--- Start INPUT FOR THIS TASK ---

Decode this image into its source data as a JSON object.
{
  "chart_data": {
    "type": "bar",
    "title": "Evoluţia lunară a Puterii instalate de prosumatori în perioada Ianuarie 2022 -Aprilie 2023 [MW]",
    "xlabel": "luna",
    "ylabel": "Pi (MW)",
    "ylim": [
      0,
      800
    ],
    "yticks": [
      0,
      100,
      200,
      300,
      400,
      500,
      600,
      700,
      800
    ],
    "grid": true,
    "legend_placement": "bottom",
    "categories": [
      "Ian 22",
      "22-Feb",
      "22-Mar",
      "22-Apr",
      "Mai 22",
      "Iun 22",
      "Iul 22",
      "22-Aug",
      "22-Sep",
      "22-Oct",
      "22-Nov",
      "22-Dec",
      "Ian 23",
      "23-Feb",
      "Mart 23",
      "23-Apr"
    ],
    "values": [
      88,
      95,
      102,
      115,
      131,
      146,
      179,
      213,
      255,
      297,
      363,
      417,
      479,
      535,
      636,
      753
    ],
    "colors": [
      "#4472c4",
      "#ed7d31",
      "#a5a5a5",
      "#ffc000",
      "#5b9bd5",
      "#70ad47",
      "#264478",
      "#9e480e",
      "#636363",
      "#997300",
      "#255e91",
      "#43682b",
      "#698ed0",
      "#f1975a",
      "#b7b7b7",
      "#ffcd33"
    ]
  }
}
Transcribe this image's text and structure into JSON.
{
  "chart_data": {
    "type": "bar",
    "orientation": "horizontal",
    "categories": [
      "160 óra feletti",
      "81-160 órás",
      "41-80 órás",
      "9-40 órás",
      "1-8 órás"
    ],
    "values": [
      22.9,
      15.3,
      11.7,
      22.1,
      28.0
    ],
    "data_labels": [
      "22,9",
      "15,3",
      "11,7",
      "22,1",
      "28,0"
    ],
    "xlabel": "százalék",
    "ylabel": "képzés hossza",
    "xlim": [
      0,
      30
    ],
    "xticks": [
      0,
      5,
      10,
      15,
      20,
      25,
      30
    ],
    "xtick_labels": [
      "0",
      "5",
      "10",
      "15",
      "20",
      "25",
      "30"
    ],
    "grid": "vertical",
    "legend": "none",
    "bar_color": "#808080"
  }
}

--- End INPUT FOR THIS TASK ---

Pick out every line holding the string "JSON" and return it.

Decode this image into its source data as a JSON object.
Transcribe this image's text and structure into JSON.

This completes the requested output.